Begin
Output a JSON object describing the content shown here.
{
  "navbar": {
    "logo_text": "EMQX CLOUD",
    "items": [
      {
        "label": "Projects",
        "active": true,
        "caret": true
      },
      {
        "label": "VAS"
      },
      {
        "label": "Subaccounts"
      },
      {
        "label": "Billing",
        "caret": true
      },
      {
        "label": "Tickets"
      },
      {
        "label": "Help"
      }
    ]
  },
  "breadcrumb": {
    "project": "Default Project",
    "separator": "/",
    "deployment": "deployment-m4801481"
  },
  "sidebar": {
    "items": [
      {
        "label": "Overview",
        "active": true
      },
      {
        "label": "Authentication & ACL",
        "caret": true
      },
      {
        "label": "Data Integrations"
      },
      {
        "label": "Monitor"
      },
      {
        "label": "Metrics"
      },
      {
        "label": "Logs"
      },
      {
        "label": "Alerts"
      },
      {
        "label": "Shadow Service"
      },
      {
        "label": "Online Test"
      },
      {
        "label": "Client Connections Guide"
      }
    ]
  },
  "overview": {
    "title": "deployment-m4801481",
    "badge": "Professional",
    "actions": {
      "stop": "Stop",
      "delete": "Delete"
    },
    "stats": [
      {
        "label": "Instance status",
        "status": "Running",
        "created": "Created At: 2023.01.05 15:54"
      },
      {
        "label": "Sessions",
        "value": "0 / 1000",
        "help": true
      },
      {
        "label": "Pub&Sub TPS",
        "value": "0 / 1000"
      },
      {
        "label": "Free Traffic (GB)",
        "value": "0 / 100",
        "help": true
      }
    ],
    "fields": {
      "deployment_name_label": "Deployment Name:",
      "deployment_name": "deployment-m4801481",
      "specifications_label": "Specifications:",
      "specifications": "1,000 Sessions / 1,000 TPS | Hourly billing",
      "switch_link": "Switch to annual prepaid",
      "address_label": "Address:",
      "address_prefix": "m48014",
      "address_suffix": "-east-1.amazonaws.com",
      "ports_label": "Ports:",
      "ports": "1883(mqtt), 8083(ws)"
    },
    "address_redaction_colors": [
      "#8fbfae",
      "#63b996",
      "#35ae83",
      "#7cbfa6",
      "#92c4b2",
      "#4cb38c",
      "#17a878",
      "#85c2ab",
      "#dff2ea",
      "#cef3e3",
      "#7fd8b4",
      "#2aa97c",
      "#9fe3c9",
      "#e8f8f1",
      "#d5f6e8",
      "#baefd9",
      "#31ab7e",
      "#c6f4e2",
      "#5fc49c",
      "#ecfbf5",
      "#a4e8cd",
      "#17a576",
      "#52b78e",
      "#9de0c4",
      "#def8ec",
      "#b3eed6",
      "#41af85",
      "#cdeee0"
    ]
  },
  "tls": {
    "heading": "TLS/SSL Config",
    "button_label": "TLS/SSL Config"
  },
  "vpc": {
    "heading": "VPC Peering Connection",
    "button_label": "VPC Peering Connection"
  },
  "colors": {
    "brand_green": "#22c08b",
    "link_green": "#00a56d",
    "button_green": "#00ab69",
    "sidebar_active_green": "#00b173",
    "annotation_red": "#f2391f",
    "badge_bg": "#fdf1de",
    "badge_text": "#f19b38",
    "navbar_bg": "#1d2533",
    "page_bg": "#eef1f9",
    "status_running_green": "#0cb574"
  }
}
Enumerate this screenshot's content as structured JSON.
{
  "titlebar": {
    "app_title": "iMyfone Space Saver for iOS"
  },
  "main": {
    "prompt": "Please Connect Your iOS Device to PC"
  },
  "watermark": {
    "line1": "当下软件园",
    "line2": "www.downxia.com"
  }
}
End
CHALLENGE
The lines to reproduce run from the line containing "Enumerate this screenshot's" to the end of the listing; write them out exactly and add nothing.

EXERCISE RESPONSE
Enumerate this screenshot's content as structured JSON.
{
  "titlebar": {
    "app_title": "iMyfone Space Saver for iOS"
  },
  "main": {
    "prompt": "Please Connect Your iOS Device to PC"
  },
  "watermark": {
    "line1": "当下软件园",
    "line2": "www.downxia.com"
  }
}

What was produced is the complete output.